+++ PROVIDED RECORDS

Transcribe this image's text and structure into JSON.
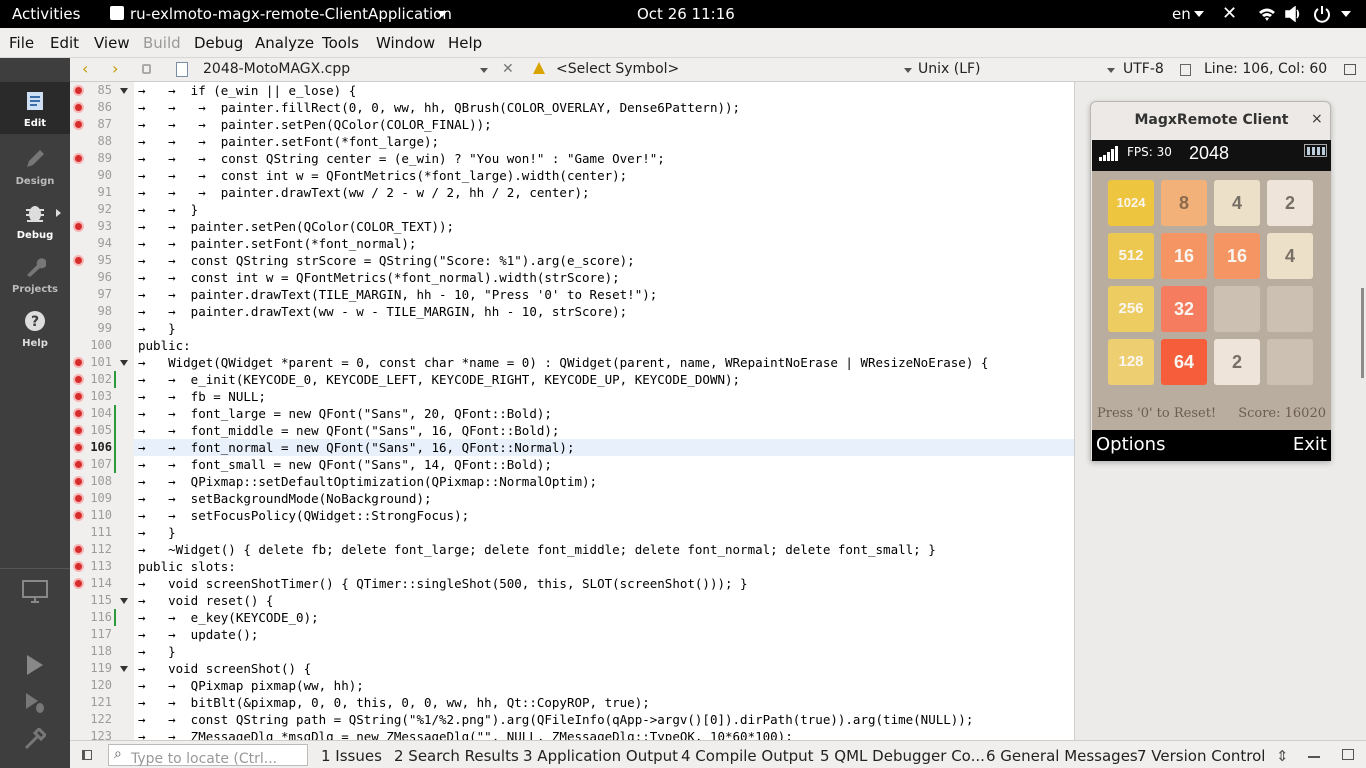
{
  "topbar": {
    "activities": "Activities",
    "app_name": "ru-exlmoto-magx-remote-ClientApplication",
    "datetime": "Oct 26  11:16",
    "lang": "en"
  },
  "menu": [
    "File",
    "Edit",
    "View",
    "Build",
    "Debug",
    "Analyze",
    "Tools",
    "Window",
    "Help"
  ],
  "modes": [
    {
      "label": "Edit",
      "active": true
    },
    {
      "label": "Design",
      "active": false
    },
    {
      "label": "Debug",
      "active": false
    },
    {
      "label": "Projects",
      "active": false
    },
    {
      "label": "Help",
      "active": false
    }
  ],
  "editor": {
    "filename": "2048-MotoMAGX.cpp",
    "symbol": "<Select Symbol>",
    "line_ending": "Unix (LF)",
    "encoding": "UTF-8",
    "position": "Line: 106, Col: 60"
  },
  "code": {
    "current_line": 106,
    "lines": [
      {
        "n": 85,
        "t": "→   →  if (e_win || e_lose) {",
        "bp": true,
        "fold": true
      },
      {
        "n": 86,
        "t": "→   →   →  painter.fillRect(0, 0, ww, hh, QBrush(COLOR_OVERLAY, Dense6Pattern));",
        "bp": true
      },
      {
        "n": 87,
        "t": "→   →   →  painter.setPen(QColor(COLOR_FINAL));",
        "bp": true
      },
      {
        "n": 88,
        "t": "→   →   →  painter.setFont(*font_large);",
        "bp": false
      },
      {
        "n": 89,
        "t": "→   →   →  const QString center = (e_win) ? \"You won!\" : \"Game Over!\";",
        "bp": true
      },
      {
        "n": 90,
        "t": "→   →   →  const int w = QFontMetrics(*font_large).width(center);",
        "bp": false
      },
      {
        "n": 91,
        "t": "→   →   →  painter.drawText(ww / 2 - w / 2, hh / 2, center);",
        "bp": false
      },
      {
        "n": 92,
        "t": "→   →  }",
        "bp": false
      },
      {
        "n": 93,
        "t": "→   →  painter.setPen(QColor(COLOR_TEXT));",
        "bp": true
      },
      {
        "n": 94,
        "t": "→   →  painter.setFont(*font_normal);",
        "bp": false
      },
      {
        "n": 95,
        "t": "→   →  const QString strScore = QString(\"Score: %1\").arg(e_score);",
        "bp": true
      },
      {
        "n": 96,
        "t": "→   →  const int w = QFontMetrics(*font_normal).width(strScore);",
        "bp": false
      },
      {
        "n": 97,
        "t": "→   →  painter.drawText(TILE_MARGIN, hh - 10, \"Press '0' to Reset!\");",
        "bp": false
      },
      {
        "n": 98,
        "t": "→   →  painter.drawText(ww - w - TILE_MARGIN, hh - 10, strScore);",
        "bp": false
      },
      {
        "n": 99,
        "t": "→   }",
        "bp": false
      },
      {
        "n": 100,
        "t": "public:",
        "bp": false
      },
      {
        "n": 101,
        "t": "→   Widget(QWidget *parent = 0, const char *name = 0) : QWidget(parent, name, WRepaintNoErase | WResizeNoErase) {",
        "bp": true,
        "fold": true
      },
      {
        "n": 102,
        "t": "→   →  e_init(KEYCODE_0, KEYCODE_LEFT, KEYCODE_RIGHT, KEYCODE_UP, KEYCODE_DOWN);",
        "bp": true,
        "chg": true
      },
      {
        "n": 103,
        "t": "→   →  fb = NULL;",
        "bp": true
      },
      {
        "n": 104,
        "t": "→   →  font_large = new QFont(\"Sans\", 20, QFont::Bold);",
        "bp": true,
        "chg": true
      },
      {
        "n": 105,
        "t": "→   →  font_middle = new QFont(\"Sans\", 16, QFont::Bold);",
        "bp": true,
        "chg": true
      },
      {
        "n": 106,
        "t": "→   →  font_normal = new QFont(\"Sans\", 16, QFont::Normal);",
        "bp": true,
        "chg": true
      },
      {
        "n": 107,
        "t": "→   →  font_small = new QFont(\"Sans\", 14, QFont::Bold);",
        "bp": true,
        "chg": true
      },
      {
        "n": 108,
        "t": "→   →  QPixmap::setDefaultOptimization(QPixmap::NormalOptim);",
        "bp": true
      },
      {
        "n": 109,
        "t": "→   →  setBackgroundMode(NoBackground);",
        "bp": true
      },
      {
        "n": 110,
        "t": "→   →  setFocusPolicy(QWidget::StrongFocus);",
        "bp": true
      },
      {
        "n": 111,
        "t": "→   }",
        "bp": false
      },
      {
        "n": 112,
        "t": "→   ~Widget() { delete fb; delete font_large; delete font_middle; delete font_normal; delete font_small; }",
        "bp": true
      },
      {
        "n": 113,
        "t": "public slots:",
        "bp": true
      },
      {
        "n": 114,
        "t": "→   void screenShotTimer() { QTimer::singleShot(500, this, SLOT(screenShot())); }",
        "bp": true
      },
      {
        "n": 115,
        "t": "→   void reset() {",
        "bp": false,
        "fold": true
      },
      {
        "n": 116,
        "t": "→   →  e_key(KEYCODE_0);",
        "bp": false,
        "chg": true
      },
      {
        "n": 117,
        "t": "→   →  update();",
        "bp": false
      },
      {
        "n": 118,
        "t": "→   }",
        "bp": false
      },
      {
        "n": 119,
        "t": "→   void screenShot() {",
        "bp": false,
        "fold": true
      },
      {
        "n": 120,
        "t": "→   →  QPixmap pixmap(ww, hh);",
        "bp": false
      },
      {
        "n": 121,
        "t": "→   →  bitBlt(&pixmap, 0, 0, this, 0, 0, ww, hh, Qt::CopyROP, true);",
        "bp": false
      },
      {
        "n": 122,
        "t": "→   →  const QString path = QString(\"%1/%2.png\").arg(QFileInfo(qApp->argv()[0]).dirPath(true)).arg(time(NULL));",
        "bp": false
      },
      {
        "n": 123,
        "t": "→   →  ZMessageDlg *msgDlg = new ZMessageDlg(\"\", NULL, ZMessageDlg::TypeOK, 10*60*100);",
        "bp": false
      }
    ]
  },
  "bottom": {
    "locate_placeholder": "Type to locate (Ctrl...",
    "tabs": [
      "1  Issues",
      "2  Search Results",
      "3  Application Output",
      "4  Compile Output",
      "5  QML Debugger Co...",
      "6  General Messages",
      "7  Version Control"
    ]
  },
  "magx": {
    "title": "MagxRemote Client",
    "close": "×",
    "fps": "FPS: 30",
    "app_title": "2048",
    "grid": [
      [
        "1024",
        "8",
        "4",
        "2"
      ],
      [
        "512",
        "16",
        "16",
        "4"
      ],
      [
        "256",
        "32",
        "",
        ""
      ],
      [
        "128",
        "64",
        "2",
        ""
      ]
    ],
    "reset_hint": "Press '0' to Reset!",
    "score": "Score: 16020",
    "soft_left": "Options",
    "soft_right": "Exit",
    "tile_colors": {
      "": "#ccc0b3",
      "2": "#eee4da",
      "4": "#ede0c8",
      "8": "#f2b179",
      "16": "#f59563",
      "32": "#f67c5f",
      "64": "#f65e3b",
      "128": "#edcf72",
      "256": "#edcc61",
      "512": "#edc850",
      "1024": "#edc53f"
    }
  }
}
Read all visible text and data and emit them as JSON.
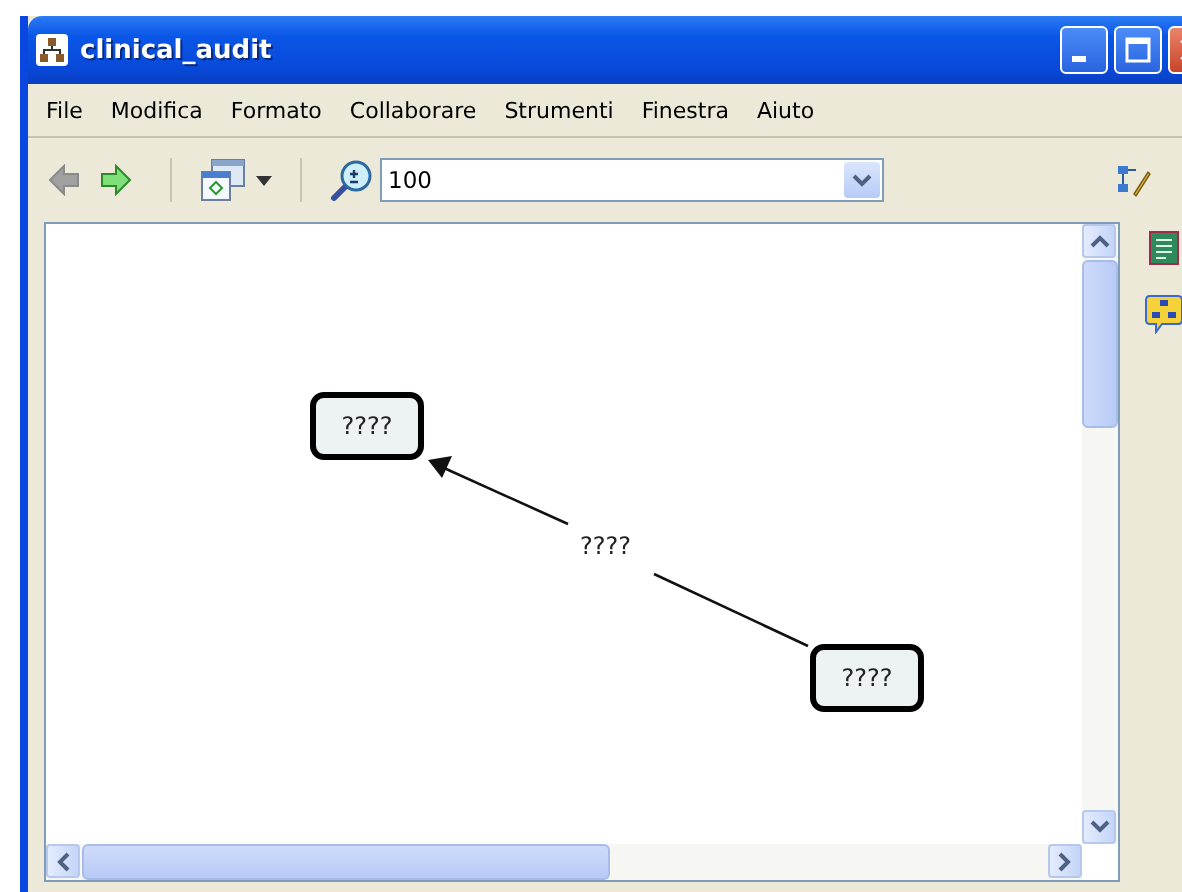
{
  "window": {
    "title": "clinical_audit"
  },
  "menu": [
    "File",
    "Modifica",
    "Formato",
    "Collaborare",
    "Strumenti",
    "Finestra",
    "Aiuto"
  ],
  "toolbar": {
    "navigation": [
      {
        "kind": "back",
        "disabled": true
      },
      {
        "kind": "forward",
        "disabled": false
      }
    ],
    "zoom": {
      "value": "100"
    }
  },
  "map": {
    "concepts": [
      {
        "label": "????"
      },
      {
        "label": "????"
      }
    ],
    "links": [
      {
        "label": "????"
      }
    ]
  }
}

++++++

#### YOUR INSTRUCTIONS
Set out every line from the material that contains the string "QString".

#### THE SOLUTION
        "t": "→   →   →  const QString center = (e_win) ? \"You won!\" : \"Game Over!\";",
        "t": "→   →  const QString strScore = QString(\"Score: %1\").arg(e_score);",
        "t": "→   →  const QString path = QString(\"%1/%2.png\").arg(QFileInfo(qApp->argv()[0]).dirPath(true)).arg(time(NULL));",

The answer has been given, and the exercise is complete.